[START]

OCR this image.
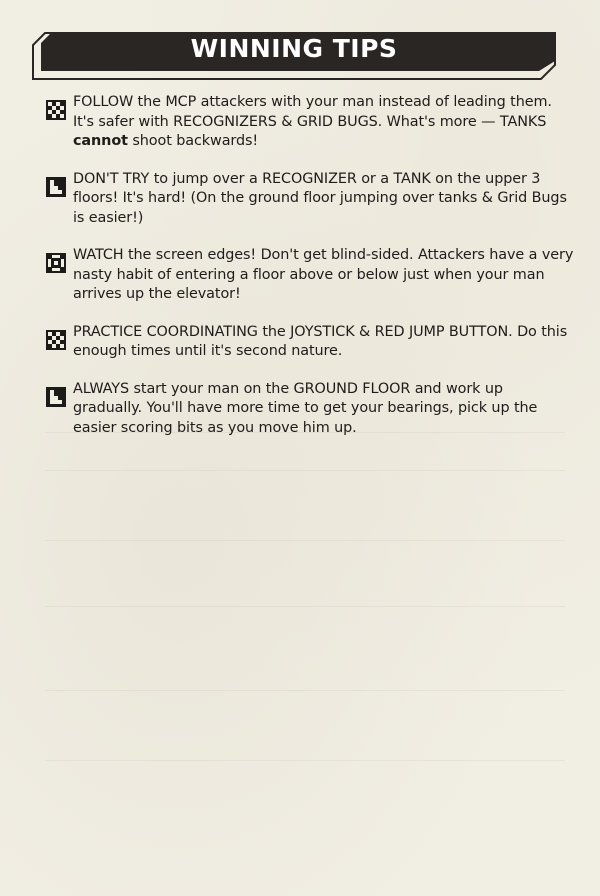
WINNING TIPS
FOLLOW the MCP attackers with your man instead of leading them. It's safer with RECOGNIZERS & GRID BUGS. What's more — TANKS cannot shoot backwards!
DON'T TRY to jump over a RECOGNIZER or a TANK on the upper 3 floors! It's hard! (On the ground floor jumping over tanks & Grid Bugs is easier!)
WATCH the screen edges! Don't get blind-sided. Attackers have a very nasty habit of entering a floor above or below just when your man arrives up the elevator!
PRACTICE COORDINATING the JOYSTICK & RED JUMP BUTTON. Do this enough times until it's second nature.
ALWAYS start your man on the GROUND FLOOR and work up gradually. You'll have more time to get your bearings, pick up the easier scoring bits as you move him up.
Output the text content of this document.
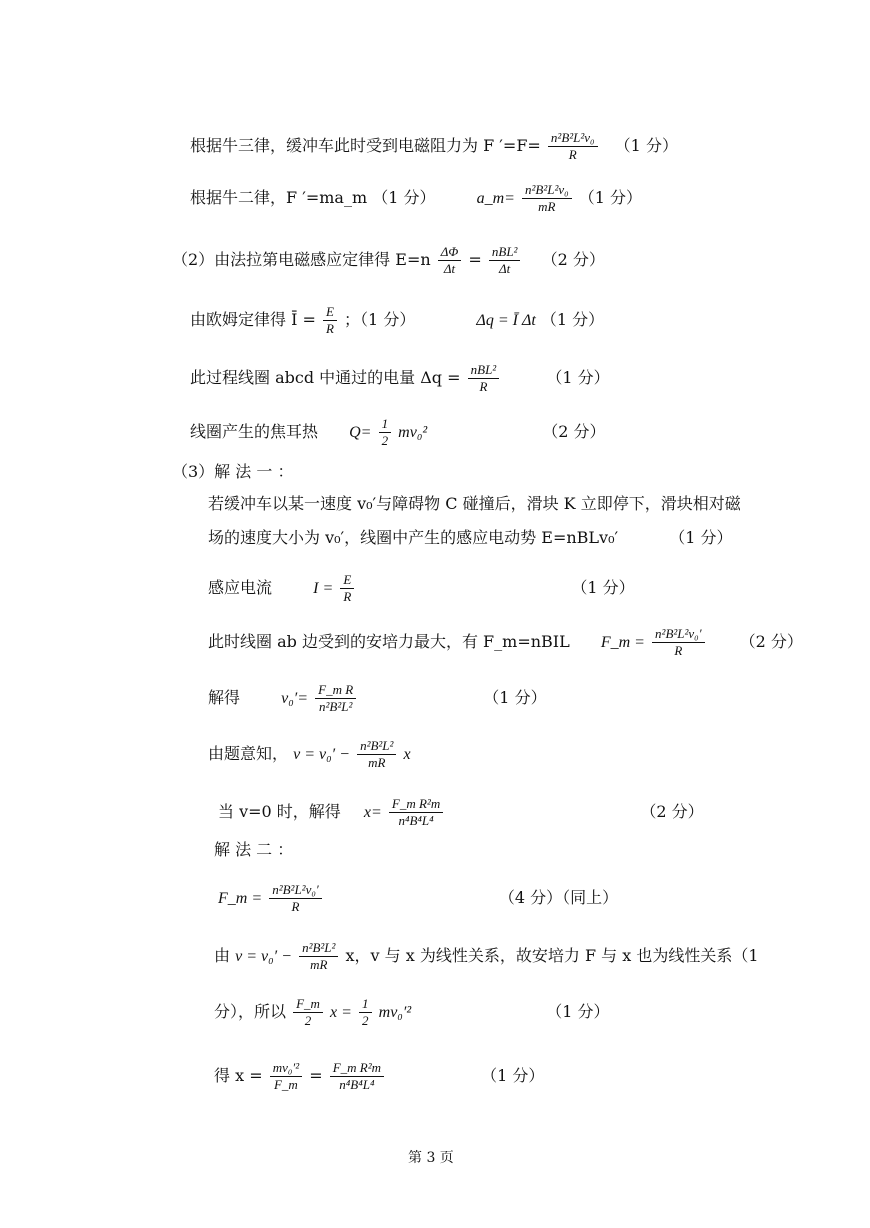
根据牛三律，缓冲车此时受到电磁阻力为 F $'=F= \frac{\text{n²B²L²v₀}}{R} (1$ 分）
根据牛二律，F ′=ma_m （1 分）	a_m= $\frac{\text{n²B²L²v₀}}{mR} (1$ 分）
（2）由法拉第电磁感应定律得 $E=n \frac{\Delta\Phi}{\Delta t} = nBL^2$
Δt （2 分）
由欧姆定律得 Ī = $\frac{E}{R}$ ；（1 分）	Δq = Ī Δt （1 分）
此过程线圈 abcd 中通过的电量 Δq = nBL²
R	（1 分）
线圈产生的焦耳热 $Q= \frac{1}{2} mv_0^2$	（2 分）
（3）解 法 一 ：
若缓冲车以某一速度 v₀′与障碍物 C 碰撞后，滑块 K 立即停下，滑块相对磁
场的速度大小为 v₀′，线圈中产生的感应电动势 E=nBLv₀′	（1 分）
感应电流	$I = \frac{E}{R}$	（1 分）
此时线圈 ab 边受到的安培力最大，有 F_m=nBIL F_m = $\frac{\text{n²B²L²v₀′}}{R} (2$ 分）
解得	$v_0'= \frac{\text{F\_m R}}{\text{n²B²L²}}$	（1 分）
由题意知， $v = v_0' - \frac{\text{n²B²L²}}{mR}$ x
当 v=0 时，解得 $x= \frac{\text{F\_m R²m}}{\text{n⁴B⁴L⁴}}$	（2 分）
解 法 二 ：
F_m = $\frac{\text{n²B²L²v₀′}}{R}$	（4 分）（同上）
由 $v = v_0' - \frac{\text{n²B²L²}}{mR}$ x，v 与 x 为线性关系，故安培力 F 与 x 也为线性关系（1
分），所以 $\frac{F\_m}{2}$ $x = \frac{1}{2} mv_0'^2$	（1 分）
得 $x = \frac{\text{mv₀′²}}{F\_m} = \frac{\text{F\_m R²m}}{\text{n⁴B⁴L⁴}}$	（1 分）
第 3 页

[END]

Return each line from the material above exactly, but not the pictures.

• [Solution to this exercise]
OCR this image.
WINNING TIPS
FOLLOW the MCP attackers with your man instead of leading them. It's safer with RECOGNIZERS & GRID BUGS. What's more — TANKS cannot shoot backwards!
DON'T TRY to jump over a RECOGNIZER or a TANK on the upper 3 floors! It's hard! (On the ground floor jumping over tanks & Grid Bugs is easier!)
WATCH the screen edges! Don't get blind-sided. Attackers have a very nasty habit of entering a floor above or below just when your man arrives up the elevator!
PRACTICE COORDINATING the JOYSTICK & RED JUMP BUTTON. Do this enough times until it's second nature.
ALWAYS start your man on the GROUND FLOOR and work up gradually. You'll have more time to get your bearings, pick up the easier scoring bits as you move him up.
Output the text content of this document.
根据牛三律，缓冲车此时受到电磁阻力为 F $'=F= \frac{\text{n²B²L²v₀}}{R} (1$ 分）
根据牛二律，F ′=ma_m （1 分）	a_m= $\frac{\text{n²B²L²v₀}}{mR} (1$ 分）
（2）由法拉第电磁感应定律得 $E=n \frac{\Delta\Phi}{\Delta t} = nBL^2$
Δt （2 分）
由欧姆定律得 Ī = $\frac{E}{R}$ ；（1 分）	Δq = Ī Δt （1 分）
此过程线圈 abcd 中通过的电量 Δq = nBL²
R	（1 分）
线圈产生的焦耳热 $Q= \frac{1}{2} mv_0^2$	（2 分）
（3）解 法 一 ：
若缓冲车以某一速度 v₀′与障碍物 C 碰撞后，滑块 K 立即停下，滑块相对磁
场的速度大小为 v₀′，线圈中产生的感应电动势 E=nBLv₀′	（1 分）
感应电流	$I = \frac{E}{R}$	（1 分）
此时线圈 ab 边受到的安培力最大，有 F_m=nBIL F_m = $\frac{\text{n²B²L²v₀′}}{R} (2$ 分）
解得	$v_0'= \frac{\text{F\_m R}}{\text{n²B²L²}}$	（1 分）
由题意知， $v = v_0' - \frac{\text{n²B²L²}}{mR}$ x
当 v=0 时，解得 $x= \frac{\text{F\_m R²m}}{\text{n⁴B⁴L⁴}}$	（2 分）
解 法 二 ：
F_m = $\frac{\text{n²B²L²v₀′}}{R}$	（4 分）（同上）
由 $v = v_0' - \frac{\text{n²B²L²}}{mR}$ x，v 与 x 为线性关系，故安培力 F 与 x 也为线性关系（1
分），所以 $\frac{F\_m}{2}$ $x = \frac{1}{2} mv_0'^2$	（1 分）
得 $x = \frac{\text{mv₀′²}}{F\_m} = \frac{\text{F\_m R²m}}{\text{n⁴B⁴L⁴}}$	（1 分）
第 3 页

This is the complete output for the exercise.